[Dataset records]
— begin —

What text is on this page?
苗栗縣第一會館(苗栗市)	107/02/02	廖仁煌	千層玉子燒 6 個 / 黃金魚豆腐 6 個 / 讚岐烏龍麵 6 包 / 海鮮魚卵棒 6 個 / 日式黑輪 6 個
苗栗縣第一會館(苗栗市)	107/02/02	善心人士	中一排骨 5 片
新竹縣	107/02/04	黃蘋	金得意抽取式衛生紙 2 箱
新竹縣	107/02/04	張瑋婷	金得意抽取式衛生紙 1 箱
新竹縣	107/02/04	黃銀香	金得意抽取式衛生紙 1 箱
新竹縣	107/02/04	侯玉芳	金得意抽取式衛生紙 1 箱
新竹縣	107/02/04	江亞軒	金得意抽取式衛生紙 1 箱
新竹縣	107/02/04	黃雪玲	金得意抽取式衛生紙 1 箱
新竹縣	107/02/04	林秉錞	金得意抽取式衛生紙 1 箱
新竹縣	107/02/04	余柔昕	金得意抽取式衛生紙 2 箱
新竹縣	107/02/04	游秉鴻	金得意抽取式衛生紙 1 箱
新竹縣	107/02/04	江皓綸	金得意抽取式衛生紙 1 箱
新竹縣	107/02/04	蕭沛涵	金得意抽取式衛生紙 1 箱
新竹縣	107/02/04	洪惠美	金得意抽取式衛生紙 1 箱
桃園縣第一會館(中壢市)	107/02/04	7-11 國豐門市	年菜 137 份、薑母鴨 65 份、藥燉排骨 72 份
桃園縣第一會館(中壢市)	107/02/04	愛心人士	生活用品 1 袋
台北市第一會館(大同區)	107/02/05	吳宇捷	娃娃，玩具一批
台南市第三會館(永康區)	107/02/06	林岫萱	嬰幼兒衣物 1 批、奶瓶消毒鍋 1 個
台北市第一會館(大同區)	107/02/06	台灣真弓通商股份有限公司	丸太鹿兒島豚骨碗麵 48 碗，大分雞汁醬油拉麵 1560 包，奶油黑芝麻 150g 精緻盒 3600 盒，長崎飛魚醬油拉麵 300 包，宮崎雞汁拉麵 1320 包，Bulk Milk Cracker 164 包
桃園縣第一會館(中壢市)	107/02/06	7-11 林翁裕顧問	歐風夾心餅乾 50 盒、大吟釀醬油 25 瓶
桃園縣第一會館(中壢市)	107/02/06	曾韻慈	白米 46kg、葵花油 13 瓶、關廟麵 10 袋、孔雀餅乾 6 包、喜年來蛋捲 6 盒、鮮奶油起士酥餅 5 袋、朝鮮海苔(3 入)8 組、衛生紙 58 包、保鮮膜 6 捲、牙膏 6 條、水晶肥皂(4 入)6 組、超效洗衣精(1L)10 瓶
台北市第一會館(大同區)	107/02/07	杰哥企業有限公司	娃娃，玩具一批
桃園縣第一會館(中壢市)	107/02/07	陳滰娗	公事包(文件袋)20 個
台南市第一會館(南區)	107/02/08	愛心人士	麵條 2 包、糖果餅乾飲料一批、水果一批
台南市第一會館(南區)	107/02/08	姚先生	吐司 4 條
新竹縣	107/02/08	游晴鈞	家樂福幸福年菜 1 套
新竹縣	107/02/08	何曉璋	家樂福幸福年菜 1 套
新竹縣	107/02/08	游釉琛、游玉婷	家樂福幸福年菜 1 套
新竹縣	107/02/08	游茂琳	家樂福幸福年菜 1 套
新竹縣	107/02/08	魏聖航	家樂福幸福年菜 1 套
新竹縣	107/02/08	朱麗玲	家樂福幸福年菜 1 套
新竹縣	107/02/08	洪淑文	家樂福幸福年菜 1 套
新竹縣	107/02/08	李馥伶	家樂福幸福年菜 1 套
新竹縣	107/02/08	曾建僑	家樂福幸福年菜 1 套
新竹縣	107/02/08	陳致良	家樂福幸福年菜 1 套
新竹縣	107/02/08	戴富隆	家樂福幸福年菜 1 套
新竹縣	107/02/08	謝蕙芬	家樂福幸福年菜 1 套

— end —

## SET EXERCISE
Within the data above, pick out all lines holding the word "台北市第一會館".

## EXERCISE RESULT
台北市第一會館(大同區)	107/02/05	吳宇捷	娃娃，玩具一批
台北市第一會館(大同區)	107/02/06	台灣真弓通商股份有限公司	丸太鹿兒島豚骨碗麵 48 碗，大分雞汁醬油拉麵 1560 包，奶油黑芝麻 150g 精緻盒 3600 盒，長崎飛魚醬油拉麵 300 包，宮崎雞汁拉麵 1320 包，Bulk Milk Cracker 164 包
台北市第一會館(大同區)	107/02/07	杰哥企業有限公司	娃娃，玩具一批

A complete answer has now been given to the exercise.